• Exercise objective
List all lines of the data that include the string "changes".

• Records supplied
-------------------------

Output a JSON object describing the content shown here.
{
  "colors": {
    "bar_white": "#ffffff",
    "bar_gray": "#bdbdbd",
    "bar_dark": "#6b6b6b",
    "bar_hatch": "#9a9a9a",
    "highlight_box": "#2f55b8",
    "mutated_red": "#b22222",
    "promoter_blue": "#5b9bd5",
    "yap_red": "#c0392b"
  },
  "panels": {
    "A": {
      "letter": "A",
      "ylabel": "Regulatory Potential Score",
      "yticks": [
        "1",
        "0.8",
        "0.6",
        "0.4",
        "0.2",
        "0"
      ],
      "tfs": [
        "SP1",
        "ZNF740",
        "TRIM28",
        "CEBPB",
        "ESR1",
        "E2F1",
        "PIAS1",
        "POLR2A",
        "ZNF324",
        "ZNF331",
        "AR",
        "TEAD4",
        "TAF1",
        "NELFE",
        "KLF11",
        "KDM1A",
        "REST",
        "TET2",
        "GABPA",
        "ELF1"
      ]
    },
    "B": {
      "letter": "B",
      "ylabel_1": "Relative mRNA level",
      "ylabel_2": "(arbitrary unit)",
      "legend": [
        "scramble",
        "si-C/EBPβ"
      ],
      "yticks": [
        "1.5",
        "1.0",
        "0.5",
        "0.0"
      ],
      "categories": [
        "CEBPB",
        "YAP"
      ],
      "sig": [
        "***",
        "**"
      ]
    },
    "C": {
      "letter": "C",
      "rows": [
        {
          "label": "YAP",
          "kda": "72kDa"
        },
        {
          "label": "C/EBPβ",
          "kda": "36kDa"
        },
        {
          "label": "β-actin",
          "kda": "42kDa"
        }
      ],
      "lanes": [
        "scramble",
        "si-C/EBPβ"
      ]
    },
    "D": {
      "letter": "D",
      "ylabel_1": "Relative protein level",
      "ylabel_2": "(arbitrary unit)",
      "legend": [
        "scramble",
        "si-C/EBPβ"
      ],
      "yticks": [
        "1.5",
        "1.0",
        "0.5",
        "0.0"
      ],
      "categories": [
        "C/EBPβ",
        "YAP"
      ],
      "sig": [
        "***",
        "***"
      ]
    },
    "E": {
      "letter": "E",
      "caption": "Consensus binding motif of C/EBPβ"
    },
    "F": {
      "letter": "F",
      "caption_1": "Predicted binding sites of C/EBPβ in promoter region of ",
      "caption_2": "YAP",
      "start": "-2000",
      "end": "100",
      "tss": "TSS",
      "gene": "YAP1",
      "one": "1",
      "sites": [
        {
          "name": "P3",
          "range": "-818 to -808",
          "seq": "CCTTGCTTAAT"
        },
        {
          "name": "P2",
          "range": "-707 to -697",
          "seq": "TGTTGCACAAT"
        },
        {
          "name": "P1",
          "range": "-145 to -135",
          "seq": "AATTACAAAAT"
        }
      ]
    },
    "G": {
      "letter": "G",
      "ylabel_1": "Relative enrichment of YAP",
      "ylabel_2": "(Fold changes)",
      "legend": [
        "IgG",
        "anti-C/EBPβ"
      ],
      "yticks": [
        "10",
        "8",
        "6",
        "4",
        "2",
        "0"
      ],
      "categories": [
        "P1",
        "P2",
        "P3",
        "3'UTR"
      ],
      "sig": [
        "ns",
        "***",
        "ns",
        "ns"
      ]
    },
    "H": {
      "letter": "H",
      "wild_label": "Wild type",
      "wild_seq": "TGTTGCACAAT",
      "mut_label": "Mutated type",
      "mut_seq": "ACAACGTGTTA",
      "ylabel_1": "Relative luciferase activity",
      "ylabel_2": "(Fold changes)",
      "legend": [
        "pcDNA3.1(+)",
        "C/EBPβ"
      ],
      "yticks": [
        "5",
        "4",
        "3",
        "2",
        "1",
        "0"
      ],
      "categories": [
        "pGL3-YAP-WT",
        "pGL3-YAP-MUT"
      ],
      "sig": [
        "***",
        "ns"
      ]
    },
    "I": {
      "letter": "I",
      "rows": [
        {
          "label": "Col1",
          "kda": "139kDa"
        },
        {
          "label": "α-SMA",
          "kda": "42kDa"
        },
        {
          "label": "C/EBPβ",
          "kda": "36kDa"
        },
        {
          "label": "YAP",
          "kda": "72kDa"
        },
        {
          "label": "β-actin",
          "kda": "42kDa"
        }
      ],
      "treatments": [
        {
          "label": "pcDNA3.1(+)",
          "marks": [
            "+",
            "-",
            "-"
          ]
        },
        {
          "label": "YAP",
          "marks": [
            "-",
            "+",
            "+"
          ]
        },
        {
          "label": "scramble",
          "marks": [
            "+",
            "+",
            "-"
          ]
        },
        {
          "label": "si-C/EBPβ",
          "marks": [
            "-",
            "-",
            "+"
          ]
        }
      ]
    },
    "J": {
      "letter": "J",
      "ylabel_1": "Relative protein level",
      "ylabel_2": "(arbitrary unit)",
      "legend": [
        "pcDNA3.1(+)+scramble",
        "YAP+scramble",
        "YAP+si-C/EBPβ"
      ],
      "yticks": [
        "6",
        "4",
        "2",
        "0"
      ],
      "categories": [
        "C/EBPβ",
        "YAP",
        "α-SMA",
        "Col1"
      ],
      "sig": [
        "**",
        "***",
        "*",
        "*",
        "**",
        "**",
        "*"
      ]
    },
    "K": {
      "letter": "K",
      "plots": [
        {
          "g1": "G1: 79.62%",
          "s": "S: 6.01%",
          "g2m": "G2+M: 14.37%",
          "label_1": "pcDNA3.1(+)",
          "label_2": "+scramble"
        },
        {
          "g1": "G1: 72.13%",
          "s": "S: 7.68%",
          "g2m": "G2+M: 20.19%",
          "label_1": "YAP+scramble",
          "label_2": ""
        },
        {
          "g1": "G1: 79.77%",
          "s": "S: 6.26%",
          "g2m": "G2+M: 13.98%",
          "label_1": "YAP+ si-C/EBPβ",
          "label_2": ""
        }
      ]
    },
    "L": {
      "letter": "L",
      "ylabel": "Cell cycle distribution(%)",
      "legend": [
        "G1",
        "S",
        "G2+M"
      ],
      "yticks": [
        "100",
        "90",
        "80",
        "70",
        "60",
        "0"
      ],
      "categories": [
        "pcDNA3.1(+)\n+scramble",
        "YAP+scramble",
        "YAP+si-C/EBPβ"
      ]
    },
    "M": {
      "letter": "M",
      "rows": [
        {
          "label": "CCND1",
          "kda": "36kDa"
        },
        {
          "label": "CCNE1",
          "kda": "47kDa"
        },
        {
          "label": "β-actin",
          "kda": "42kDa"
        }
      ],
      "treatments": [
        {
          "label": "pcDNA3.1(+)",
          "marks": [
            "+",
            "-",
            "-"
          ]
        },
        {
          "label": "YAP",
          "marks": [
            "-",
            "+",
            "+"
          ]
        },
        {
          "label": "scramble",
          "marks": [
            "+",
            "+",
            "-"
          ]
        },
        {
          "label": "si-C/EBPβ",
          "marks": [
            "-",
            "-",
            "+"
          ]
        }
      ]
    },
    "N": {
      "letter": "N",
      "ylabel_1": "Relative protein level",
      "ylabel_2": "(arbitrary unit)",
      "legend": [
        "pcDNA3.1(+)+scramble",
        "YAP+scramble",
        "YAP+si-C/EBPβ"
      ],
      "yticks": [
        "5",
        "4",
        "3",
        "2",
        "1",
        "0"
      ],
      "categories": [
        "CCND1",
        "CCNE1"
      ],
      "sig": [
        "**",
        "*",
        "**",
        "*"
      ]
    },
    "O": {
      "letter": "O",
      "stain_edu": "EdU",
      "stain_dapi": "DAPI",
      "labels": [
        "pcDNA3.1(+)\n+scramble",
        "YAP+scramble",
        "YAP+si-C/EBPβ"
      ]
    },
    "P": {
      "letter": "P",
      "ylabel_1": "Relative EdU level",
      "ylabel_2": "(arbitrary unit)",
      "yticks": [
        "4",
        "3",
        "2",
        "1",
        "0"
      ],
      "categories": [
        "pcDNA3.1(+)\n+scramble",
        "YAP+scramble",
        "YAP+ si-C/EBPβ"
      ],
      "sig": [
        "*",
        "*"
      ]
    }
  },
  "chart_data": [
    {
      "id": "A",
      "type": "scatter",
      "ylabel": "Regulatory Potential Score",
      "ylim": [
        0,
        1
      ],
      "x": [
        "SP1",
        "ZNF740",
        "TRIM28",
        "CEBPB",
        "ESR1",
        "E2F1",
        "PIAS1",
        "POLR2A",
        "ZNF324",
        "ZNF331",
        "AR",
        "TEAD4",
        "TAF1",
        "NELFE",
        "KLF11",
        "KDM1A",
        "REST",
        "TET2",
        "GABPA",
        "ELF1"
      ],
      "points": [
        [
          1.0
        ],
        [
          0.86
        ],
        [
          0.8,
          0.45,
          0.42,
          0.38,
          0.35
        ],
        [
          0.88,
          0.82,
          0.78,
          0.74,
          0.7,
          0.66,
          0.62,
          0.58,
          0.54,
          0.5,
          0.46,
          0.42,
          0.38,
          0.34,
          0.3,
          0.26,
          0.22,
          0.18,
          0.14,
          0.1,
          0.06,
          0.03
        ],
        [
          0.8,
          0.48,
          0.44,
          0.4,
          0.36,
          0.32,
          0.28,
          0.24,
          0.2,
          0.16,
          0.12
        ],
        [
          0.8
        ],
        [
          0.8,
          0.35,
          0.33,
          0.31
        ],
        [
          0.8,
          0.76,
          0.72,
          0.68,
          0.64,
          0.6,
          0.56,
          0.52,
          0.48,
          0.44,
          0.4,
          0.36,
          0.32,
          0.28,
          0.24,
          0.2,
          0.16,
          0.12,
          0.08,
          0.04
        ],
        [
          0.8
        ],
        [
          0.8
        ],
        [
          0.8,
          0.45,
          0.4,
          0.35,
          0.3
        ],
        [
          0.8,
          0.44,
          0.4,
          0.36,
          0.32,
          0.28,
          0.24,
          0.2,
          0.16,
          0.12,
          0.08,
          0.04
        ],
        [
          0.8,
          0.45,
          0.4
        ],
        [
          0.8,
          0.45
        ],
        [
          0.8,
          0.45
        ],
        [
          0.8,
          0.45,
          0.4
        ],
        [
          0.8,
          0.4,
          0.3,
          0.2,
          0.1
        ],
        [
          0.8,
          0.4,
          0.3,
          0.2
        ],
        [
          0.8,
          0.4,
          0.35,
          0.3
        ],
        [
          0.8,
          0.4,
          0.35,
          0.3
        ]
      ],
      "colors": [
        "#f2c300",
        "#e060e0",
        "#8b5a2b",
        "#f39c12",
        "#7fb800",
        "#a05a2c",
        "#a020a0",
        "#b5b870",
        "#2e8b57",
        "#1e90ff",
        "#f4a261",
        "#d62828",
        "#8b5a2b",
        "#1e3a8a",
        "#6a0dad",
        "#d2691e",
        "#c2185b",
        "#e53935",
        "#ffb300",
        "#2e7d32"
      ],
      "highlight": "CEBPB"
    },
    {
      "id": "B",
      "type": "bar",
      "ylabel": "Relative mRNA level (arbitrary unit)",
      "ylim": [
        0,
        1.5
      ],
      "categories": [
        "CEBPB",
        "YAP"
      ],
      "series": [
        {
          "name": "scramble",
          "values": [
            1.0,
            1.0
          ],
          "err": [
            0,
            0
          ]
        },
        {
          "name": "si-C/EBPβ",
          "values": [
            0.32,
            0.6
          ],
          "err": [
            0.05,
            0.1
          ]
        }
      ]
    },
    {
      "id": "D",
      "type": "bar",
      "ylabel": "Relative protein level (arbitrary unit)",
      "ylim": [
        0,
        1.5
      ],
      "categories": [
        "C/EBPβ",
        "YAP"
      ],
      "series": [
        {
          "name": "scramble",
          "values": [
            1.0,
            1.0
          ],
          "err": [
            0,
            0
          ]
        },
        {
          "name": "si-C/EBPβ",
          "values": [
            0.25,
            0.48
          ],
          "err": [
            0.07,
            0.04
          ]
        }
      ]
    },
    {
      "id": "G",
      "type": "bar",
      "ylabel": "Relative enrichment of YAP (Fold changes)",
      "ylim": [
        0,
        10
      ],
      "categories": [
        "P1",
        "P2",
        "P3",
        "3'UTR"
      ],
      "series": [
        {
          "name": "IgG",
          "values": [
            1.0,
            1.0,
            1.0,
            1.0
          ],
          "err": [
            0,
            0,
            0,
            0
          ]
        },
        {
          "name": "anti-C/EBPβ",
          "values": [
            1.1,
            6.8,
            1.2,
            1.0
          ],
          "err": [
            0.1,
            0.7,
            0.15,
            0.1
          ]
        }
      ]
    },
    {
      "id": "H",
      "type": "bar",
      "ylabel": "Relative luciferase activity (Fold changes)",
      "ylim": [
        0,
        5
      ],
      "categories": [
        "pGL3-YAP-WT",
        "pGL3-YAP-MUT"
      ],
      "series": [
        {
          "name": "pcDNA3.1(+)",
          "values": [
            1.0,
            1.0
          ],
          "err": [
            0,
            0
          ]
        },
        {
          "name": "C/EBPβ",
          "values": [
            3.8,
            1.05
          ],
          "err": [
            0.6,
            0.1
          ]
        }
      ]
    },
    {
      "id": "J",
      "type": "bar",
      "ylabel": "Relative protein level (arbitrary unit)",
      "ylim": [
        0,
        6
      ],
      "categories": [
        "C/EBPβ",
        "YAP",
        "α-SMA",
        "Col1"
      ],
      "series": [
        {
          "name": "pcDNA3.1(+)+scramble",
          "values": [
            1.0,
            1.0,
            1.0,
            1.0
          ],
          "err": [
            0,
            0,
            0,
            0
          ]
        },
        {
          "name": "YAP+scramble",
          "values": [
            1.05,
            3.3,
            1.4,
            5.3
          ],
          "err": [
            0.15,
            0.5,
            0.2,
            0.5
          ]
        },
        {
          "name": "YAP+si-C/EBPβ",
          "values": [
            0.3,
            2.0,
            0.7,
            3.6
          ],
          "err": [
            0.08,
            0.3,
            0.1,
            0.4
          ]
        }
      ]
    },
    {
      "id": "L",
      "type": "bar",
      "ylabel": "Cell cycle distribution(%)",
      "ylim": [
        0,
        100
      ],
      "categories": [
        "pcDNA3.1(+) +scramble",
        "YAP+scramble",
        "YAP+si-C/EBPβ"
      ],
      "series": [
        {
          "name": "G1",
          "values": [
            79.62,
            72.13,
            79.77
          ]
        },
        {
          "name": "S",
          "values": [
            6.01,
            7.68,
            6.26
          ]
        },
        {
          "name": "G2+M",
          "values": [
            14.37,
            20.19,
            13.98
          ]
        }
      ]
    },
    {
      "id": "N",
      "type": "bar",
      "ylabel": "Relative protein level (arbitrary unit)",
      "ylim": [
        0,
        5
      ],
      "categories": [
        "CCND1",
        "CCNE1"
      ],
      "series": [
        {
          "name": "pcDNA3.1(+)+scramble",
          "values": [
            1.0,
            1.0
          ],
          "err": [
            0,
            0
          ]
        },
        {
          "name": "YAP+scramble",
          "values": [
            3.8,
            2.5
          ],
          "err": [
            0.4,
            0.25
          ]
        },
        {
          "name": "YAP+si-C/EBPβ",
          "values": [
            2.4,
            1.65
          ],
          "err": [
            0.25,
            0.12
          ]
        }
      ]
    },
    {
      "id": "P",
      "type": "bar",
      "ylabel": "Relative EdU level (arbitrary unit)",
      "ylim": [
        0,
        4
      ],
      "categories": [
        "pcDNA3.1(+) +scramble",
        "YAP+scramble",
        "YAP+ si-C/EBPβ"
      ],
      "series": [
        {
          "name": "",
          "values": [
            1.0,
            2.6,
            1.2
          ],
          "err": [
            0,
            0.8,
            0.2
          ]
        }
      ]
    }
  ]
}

-------------------------

• Response to this task
      "ylabel_2": "(Fold changes)",
      "ylabel_2": "(Fold changes)",
      "ylabel": "Relative enrichment of YAP (Fold changes)",
      "ylabel": "Relative luciferase activity (Fold changes)",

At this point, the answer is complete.